— START OF Page excerpt —

Almost two decades ago, I spent an evening at the Mariinsky Ballet in St Petersburg, after a Russian oligarch rented the theatre and the entire ballet company for a private evening to entertain, and impress, a small group of us.
I think about that sometimes, as I recoil in horror watching Russia’s war crimes in Ukraine. Were we impressed, the group of us in Russia for the G8 summit and a publicity stunt called the Civil 8, in which Putin pretended he cared about civil society protests?
On some level, and even amongst the nervous laughter, we had to have been. None of us were used to being around extreme wealth. And the general consensus amongst the global governance crowd, the easier-to-swallow argument: it was better to engage Putin than alienate him. Better to have him inside the tent than raining missiles from the outside. Except the missiles came anyway.
The first day the summit itself started, I fell into conversation with a Russian journalist seated beside me on a boat ride to the media centre, which was set a safe distance away from where the leaders met.
I’d been to several G8 meetings prior to St Petersburg, as well as other global governance meetings. The security was normally extremely tight; five heavily armed soldiers in combat gear for every one member of the media corp.
But St Petersburg was the opposite. Eerily so. Empty streets, not a single Uzi in sight. When I commented this to the Russian journalist, he looked at me like I was a complete idiot.
“They’ve mined this entire stretch of water, Helen,” he laughed, bitterly. “This boat veers off course and boom, up we go. You think fifty journalists matter to them? Do you know how many journalists they have ordered killed?”
(I certainly felt like an idiot a few months later when Anna Politskavaya, a leading Moscow journalist and human rights activist, was gunned down in the elevator in her apartment building.)
I looked around, that day. The normally busy waterway was completely devoid of any other vehicles. The streets of St Petersburg had been vacated, too. It wouldn’t be until two days after the summit ended, with the media mostly gone, that the one-legged ex-soldiers would re-appear back on their street corners. Rumour had it they were interned in a stadium for the duration.
In my last blog post, I said I felt scriptwriting had taught me to be more cognizant of world building – aka, setting. And that I hoped to embody this more fully in my own fiction writing. The real estate agents are correct. It’s all about location in the end. Specificity. Tangible details. The looks, sights, smells and taste of streets. Neighbourhoods. Communities.
For me, the experience of travel is indivisible from the ability to write setting well. You look anew at the world and humanity when you’re jolted out of the familiar. When you’re an observer and not a participant.
Obviously, if you’re writing a book set in a place you don’t live, you need to spend time there to be credible. Because communities and countries move on without us, even if we freeze them in our memory at the moment we left, as if they couldn’t evolve without us.
But, even beyond the needs of any one project, being out in the world sparks the creative imagination and attention to detail in ways big and small.

— END OF Page excerpt —

▶ _Stated task 1_:
Based on the St Petersburg post above, mark each statement yes or no. Quote the exact words from the post that decide it.
(a) Security at the earlier G8 meetings the writer attended was normally very tight.
(b) The media centre was right next to where the leaders met.
(c) The one-legged ex-soldiers came back to their street corners the day after the summit ended.
▶ _Stated task 2_: The St Petersburg post says that to write a credible book set in a place you don't live, you need to spend time there. Using the post's own reasoning, explain why in one to three sentences.
▶ _Stated task 3_:
Answer these from the St Petersburg post:
(a) What did the Russian oligarch rent for the private evening?
(b) Where was the boat taking the writer on the first day of the summit?
(c) What does the writer say scriptwriting taught them to be more aware of?

— START OF Information given —

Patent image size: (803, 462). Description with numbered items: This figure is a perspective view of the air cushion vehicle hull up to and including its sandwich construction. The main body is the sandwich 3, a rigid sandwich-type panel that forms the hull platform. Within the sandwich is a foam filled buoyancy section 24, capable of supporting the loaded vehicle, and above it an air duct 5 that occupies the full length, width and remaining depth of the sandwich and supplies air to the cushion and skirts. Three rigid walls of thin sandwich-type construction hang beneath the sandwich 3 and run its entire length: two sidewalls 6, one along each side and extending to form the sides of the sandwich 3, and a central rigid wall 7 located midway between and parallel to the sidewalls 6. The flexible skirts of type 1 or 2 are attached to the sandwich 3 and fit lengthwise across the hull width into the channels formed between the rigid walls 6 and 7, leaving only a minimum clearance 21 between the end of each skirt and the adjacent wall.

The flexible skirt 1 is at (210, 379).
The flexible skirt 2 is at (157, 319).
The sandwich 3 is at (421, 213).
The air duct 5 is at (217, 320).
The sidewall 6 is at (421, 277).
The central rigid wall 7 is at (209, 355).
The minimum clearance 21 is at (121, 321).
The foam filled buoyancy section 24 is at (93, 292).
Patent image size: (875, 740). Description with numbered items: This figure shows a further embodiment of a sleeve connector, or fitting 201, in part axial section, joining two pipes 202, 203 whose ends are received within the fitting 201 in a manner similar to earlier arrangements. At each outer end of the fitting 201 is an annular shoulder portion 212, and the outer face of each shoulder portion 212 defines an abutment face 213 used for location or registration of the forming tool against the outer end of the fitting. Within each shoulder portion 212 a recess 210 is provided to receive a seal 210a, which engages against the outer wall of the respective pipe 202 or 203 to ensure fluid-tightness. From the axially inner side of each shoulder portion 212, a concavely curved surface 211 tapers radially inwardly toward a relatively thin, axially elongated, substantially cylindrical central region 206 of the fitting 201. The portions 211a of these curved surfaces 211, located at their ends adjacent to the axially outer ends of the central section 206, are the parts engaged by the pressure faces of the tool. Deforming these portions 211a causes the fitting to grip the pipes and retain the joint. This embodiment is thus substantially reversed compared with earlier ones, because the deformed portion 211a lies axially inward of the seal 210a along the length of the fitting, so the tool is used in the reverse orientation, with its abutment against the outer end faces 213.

— END OF Information given —

▶ _Correct output 1_:
(a) Yes: "The security was normally extremely tight"
(b) No: "which was set a safe distance away from where the leaders met"
(c) No: "It wouldn’t be until two days after the summit ended"

▶ _Correct output 2_: You need to spend time there because communities and countries move on without us. We may freeze a place in our memory at the moment we left, as if it couldn't change, but it keeps changing.

▶ _Correct output 3_:
(a) The theatre and the entire Mariinsky Ballet company.
(b) To the media centre.
(c) World building, also called setting.